*The exercise*. Extract all records. Keep each one exact.

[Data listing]
--- begin ---

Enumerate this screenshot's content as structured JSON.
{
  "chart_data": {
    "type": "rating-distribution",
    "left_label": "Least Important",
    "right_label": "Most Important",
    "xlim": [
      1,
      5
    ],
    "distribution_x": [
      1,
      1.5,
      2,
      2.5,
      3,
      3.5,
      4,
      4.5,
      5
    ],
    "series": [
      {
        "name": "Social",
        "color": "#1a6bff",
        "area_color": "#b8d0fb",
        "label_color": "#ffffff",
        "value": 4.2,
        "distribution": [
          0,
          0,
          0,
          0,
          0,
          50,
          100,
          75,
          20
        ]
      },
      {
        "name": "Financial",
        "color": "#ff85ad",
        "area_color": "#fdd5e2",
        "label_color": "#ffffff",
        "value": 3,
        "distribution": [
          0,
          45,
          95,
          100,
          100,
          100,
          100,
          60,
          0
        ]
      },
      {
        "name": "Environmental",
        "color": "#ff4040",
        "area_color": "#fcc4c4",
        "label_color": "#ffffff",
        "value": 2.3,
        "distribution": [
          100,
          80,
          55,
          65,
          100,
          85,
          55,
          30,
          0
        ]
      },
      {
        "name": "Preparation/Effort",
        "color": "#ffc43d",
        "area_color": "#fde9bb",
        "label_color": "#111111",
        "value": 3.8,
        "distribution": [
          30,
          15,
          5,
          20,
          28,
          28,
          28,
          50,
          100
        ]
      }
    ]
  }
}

--- end ---

*Correct output*.
Enumerate this screenshot's content as structured JSON.
{
  "chart_data": {
    "type": "rating-distribution",
    "left_label": "Least Important",
    "right_label": "Most Important",
    "xlim": [
      1,
      5
    ],
    "distribution_x": [
      1,
      1.5,
      2,
      2.5,
      3,
      3.5,
      4,
      4.5,
      5
    ],
    "series": [
      {
        "name": "Social",
        "color": "#1a6bff",
        "area_color": "#b8d0fb",
        "label_color": "#ffffff",
        "value": 4.2,
        "distribution": [
          0,
          0,
          0,
          0,
          0,
          50,
          100,
          75,
          20
        ]
      },
      {
        "name": "Financial",
        "color": "#ff85ad",
        "area_color": "#fdd5e2",
        "label_color": "#ffffff",
        "value": 3,
        "distribution": [
          0,
          45,
          95,
          100,
          100,
          100,
          100,
          60,
          0
        ]
      },
      {
        "name": "Environmental",
        "color": "#ff4040",
        "area_color": "#fcc4c4",
        "label_color": "#ffffff",
        "value": 2.3,
        "distribution": [
          100,
          80,
          55,
          65,
          100,
          85,
          55,
          30,
          0
        ]
      },
      {
        "name": "Preparation/Effort",
        "color": "#ffc43d",
        "area_color": "#fde9bb",
        "label_color": "#111111",
        "value": 3.8,
        "distribution": [
          30,
          15,
          5,
          20,
          28,
          28,
          28,
          50,
          100
        ]
      }
    ]
  }
}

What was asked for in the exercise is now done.